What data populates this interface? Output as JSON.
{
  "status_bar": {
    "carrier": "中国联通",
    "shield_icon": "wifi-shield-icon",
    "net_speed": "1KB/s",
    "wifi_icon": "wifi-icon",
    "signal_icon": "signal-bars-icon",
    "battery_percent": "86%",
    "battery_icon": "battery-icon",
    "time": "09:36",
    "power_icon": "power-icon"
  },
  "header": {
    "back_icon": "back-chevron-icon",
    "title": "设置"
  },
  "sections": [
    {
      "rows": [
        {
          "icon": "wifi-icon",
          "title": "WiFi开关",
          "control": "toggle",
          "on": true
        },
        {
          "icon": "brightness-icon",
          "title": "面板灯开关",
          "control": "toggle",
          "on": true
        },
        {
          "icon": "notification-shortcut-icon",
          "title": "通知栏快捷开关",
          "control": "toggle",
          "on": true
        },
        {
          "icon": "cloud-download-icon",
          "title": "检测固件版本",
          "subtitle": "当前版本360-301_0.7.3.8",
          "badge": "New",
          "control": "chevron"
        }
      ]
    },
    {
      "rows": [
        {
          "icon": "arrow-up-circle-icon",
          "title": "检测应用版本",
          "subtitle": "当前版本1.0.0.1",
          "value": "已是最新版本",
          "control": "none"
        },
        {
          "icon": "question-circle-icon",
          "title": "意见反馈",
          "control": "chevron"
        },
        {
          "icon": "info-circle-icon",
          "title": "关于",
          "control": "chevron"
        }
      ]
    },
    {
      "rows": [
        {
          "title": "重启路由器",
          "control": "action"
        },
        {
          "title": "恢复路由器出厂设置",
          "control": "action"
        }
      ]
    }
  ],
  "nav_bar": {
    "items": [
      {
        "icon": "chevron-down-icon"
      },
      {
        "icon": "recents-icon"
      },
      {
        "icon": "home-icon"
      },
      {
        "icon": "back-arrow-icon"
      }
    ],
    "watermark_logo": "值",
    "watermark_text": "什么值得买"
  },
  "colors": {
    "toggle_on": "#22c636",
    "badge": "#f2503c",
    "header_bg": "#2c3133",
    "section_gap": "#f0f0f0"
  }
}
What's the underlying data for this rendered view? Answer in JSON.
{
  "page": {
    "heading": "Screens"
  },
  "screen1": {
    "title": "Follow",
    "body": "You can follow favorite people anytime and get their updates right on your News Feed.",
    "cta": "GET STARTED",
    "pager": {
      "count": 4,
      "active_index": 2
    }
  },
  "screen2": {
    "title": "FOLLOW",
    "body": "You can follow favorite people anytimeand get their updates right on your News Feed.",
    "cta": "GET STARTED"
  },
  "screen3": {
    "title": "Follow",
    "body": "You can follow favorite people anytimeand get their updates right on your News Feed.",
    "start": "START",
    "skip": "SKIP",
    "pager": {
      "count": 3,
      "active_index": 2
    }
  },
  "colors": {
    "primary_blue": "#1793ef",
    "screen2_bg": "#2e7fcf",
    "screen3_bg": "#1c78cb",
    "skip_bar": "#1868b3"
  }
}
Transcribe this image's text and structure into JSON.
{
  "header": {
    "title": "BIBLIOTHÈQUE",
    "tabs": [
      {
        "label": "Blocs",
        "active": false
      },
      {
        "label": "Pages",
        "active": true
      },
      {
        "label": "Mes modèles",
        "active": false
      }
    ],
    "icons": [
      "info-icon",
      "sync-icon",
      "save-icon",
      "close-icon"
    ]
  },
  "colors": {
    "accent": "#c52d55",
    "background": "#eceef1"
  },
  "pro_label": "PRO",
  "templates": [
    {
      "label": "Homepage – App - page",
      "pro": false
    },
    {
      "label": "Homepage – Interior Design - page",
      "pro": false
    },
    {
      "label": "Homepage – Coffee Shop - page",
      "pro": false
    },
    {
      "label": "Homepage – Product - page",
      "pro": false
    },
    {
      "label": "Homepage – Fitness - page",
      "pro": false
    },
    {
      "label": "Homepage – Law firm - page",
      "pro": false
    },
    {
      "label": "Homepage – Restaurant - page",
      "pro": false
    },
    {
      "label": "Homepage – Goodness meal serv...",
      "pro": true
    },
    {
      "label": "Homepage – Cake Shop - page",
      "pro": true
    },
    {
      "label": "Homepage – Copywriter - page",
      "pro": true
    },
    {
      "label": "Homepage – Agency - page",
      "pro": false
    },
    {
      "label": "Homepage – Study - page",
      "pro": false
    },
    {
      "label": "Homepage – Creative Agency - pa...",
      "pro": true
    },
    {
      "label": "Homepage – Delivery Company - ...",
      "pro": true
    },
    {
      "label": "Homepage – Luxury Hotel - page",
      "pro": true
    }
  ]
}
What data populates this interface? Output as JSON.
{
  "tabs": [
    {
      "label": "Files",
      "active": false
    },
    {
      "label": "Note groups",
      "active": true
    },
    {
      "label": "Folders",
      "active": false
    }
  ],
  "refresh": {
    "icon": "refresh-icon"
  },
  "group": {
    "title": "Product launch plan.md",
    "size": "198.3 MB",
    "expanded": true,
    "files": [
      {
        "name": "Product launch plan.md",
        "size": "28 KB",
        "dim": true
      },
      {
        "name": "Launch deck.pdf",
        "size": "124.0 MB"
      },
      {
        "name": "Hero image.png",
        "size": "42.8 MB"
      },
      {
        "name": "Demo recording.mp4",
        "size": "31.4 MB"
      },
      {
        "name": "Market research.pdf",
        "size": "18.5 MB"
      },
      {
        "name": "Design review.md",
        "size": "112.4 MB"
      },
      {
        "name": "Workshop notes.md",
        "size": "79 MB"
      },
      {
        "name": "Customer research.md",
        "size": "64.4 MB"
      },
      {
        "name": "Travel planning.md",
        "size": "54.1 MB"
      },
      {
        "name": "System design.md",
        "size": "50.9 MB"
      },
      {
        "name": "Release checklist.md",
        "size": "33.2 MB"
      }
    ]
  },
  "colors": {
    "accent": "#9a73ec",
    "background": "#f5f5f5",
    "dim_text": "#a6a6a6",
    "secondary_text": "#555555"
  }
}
_ _ _
§ Exercise prompt
Recite the full listing above exactly.

§ Complete response
What data populates this interface? Output as JSON.
{
  "status_bar": {
    "carrier": "中国联通",
    "shield_icon": "wifi-shield-icon",
    "net_speed": "1KB/s",
    "wifi_icon": "wifi-icon",
    "signal_icon": "signal-bars-icon",
    "battery_percent": "86%",
    "battery_icon": "battery-icon",
    "time": "09:36",
    "power_icon": "power-icon"
  },
  "header": {
    "back_icon": "back-chevron-icon",
    "title": "设置"
  },
  "sections": [
    {
      "rows": [
        {
          "icon": "wifi-icon",
          "title": "WiFi开关",
          "control": "toggle",
          "on": true
        },
        {
          "icon": "brightness-icon",
          "title": "面板灯开关",
          "control": "toggle",
          "on": true
        },
        {
          "icon": "notification-shortcut-icon",
          "title": "通知栏快捷开关",
          "control": "toggle",
          "on": true
        },
        {
          "icon": "cloud-download-icon",
          "title": "检测固件版本",
          "subtitle": "当前版本360-301_0.7.3.8",
          "badge": "New",
          "control": "chevron"
        }
      ]
    },
    {
      "rows": [
        {
          "icon": "arrow-up-circle-icon",
          "title": "检测应用版本",
          "subtitle": "当前版本1.0.0.1",
          "value": "已是最新版本",
          "control": "none"
        },
        {
          "icon": "question-circle-icon",
          "title": "意见反馈",
          "control": "chevron"
        },
        {
          "icon": "info-circle-icon",
          "title": "关于",
          "control": "chevron"
        }
      ]
    },
    {
      "rows": [
        {
          "title": "重启路由器",
          "control": "action"
        },
        {
          "title": "恢复路由器出厂设置",
          "control": "action"
        }
      ]
    }
  ],
  "nav_bar": {
    "items": [
      {
        "icon": "chevron-down-icon"
      },
      {
        "icon": "recents-icon"
      },
      {
        "icon": "home-icon"
      },
      {
        "icon": "back-arrow-icon"
      }
    ],
    "watermark_logo": "值",
    "watermark_text": "什么值得买"
  },
  "colors": {
    "toggle_on": "#22c636",
    "badge": "#f2503c",
    "header_bg": "#2c3133",
    "section_gap": "#f0f0f0"
  }
}
What's the underlying data for this rendered view? Answer in JSON.
{
  "page": {
    "heading": "Screens"
  },
  "screen1": {
    "title": "Follow",
    "body": "You can follow favorite people anytime and get their updates right on your News Feed.",
    "cta": "GET STARTED",
    "pager": {
      "count": 4,
      "active_index": 2
    }
  },
  "screen2": {
    "title": "FOLLOW",
    "body": "You can follow favorite people anytimeand get their updates right on your News Feed.",
    "cta": "GET STARTED"
  },
  "screen3": {
    "title": "Follow",
    "body": "You can follow favorite people anytimeand get their updates right on your News Feed.",
    "start": "START",
    "skip": "SKIP",
    "pager": {
      "count": 3,
      "active_index": 2
    }
  },
  "colors": {
    "primary_blue": "#1793ef",
    "screen2_bg": "#2e7fcf",
    "screen3_bg": "#1c78cb",
    "skip_bar": "#1868b3"
  }
}
Transcribe this image's text and structure into JSON.
{
  "header": {
    "title": "BIBLIOTHÈQUE",
    "tabs": [
      {
        "label": "Blocs",
        "active": false
      },
      {
        "label": "Pages",
        "active": true
      },
      {
        "label": "Mes modèles",
        "active": false
      }
    ],
    "icons": [
      "info-icon",
      "sync-icon",
      "save-icon",
      "close-icon"
    ]
  },
  "colors": {
    "accent": "#c52d55",
    "background": "#eceef1"
  },
  "pro_label": "PRO",
  "templates": [
    {
      "label": "Homepage – App - page",
      "pro": false
    },
    {
      "label": "Homepage – Interior Design - page",
      "pro": false
    },
    {
      "label": "Homepage – Coffee Shop - page",
      "pro": false
    },
    {
      "label": "Homepage – Product - page",
      "pro": false
    },
    {
      "label": "Homepage – Fitness - page",
      "pro": false
    },
    {
      "label": "Homepage – Law firm - page",
      "pro": false
    },
    {
      "label": "Homepage – Restaurant - page",
      "pro": false
    },
    {
      "label": "Homepage – Goodness meal serv...",
      "pro": true
    },
    {
      "label": "Homepage – Cake Shop - page",
      "pro": true
    },
    {
      "label": "Homepage – Copywriter - page",
      "pro": true
    },
    {
      "label": "Homepage – Agency - page",
      "pro": false
    },
    {
      "label": "Homepage – Study - page",
      "pro": false
    },
    {
      "label": "Homepage – Creative Agency - pa...",
      "pro": true
    },
    {
      "label": "Homepage – Delivery Company - ...",
      "pro": true
    },
    {
      "label": "Homepage – Luxury Hotel - page",
      "pro": true
    }
  ]
}
What data populates this interface? Output as JSON.
{
  "tabs": [
    {
      "label": "Files",
      "active": false
    },
    {
      "label": "Note groups",
      "active": true
    },
    {
      "label": "Folders",
      "active": false
    }
  ],
  "refresh": {
    "icon": "refresh-icon"
  },
  "group": {
    "title": "Product launch plan.md",
    "size": "198.3 MB",
    "expanded": true,
    "files": [
      {
        "name": "Product launch plan.md",
        "size": "28 KB",
        "dim": true
      },
      {
        "name": "Launch deck.pdf",
        "size": "124.0 MB"
      },
      {
        "name": "Hero image.png",
        "size": "42.8 MB"
      },
      {
        "name": "Demo recording.mp4",
        "size": "31.4 MB"
      },
      {
        "name": "Market research.pdf",
        "size": "18.5 MB"
      },
      {
        "name": "Design review.md",
        "size": "112.4 MB"
      },
      {
        "name": "Workshop notes.md",
        "size": "79 MB"
      },
      {
        "name": "Customer research.md",
        "size": "64.4 MB"
      },
      {
        "name": "Travel planning.md",
        "size": "54.1 MB"
      },
      {
        "name": "System design.md",
        "size": "50.9 MB"
      },
      {
        "name": "Release checklist.md",
        "size": "33.2 MB"
      }
    ]
  },
  "colors": {
    "accent": "#9a73ec",
    "background": "#f5f5f5",
    "dim_text": "#a6a6a6",
    "secondary_text": "#555555"
  }
}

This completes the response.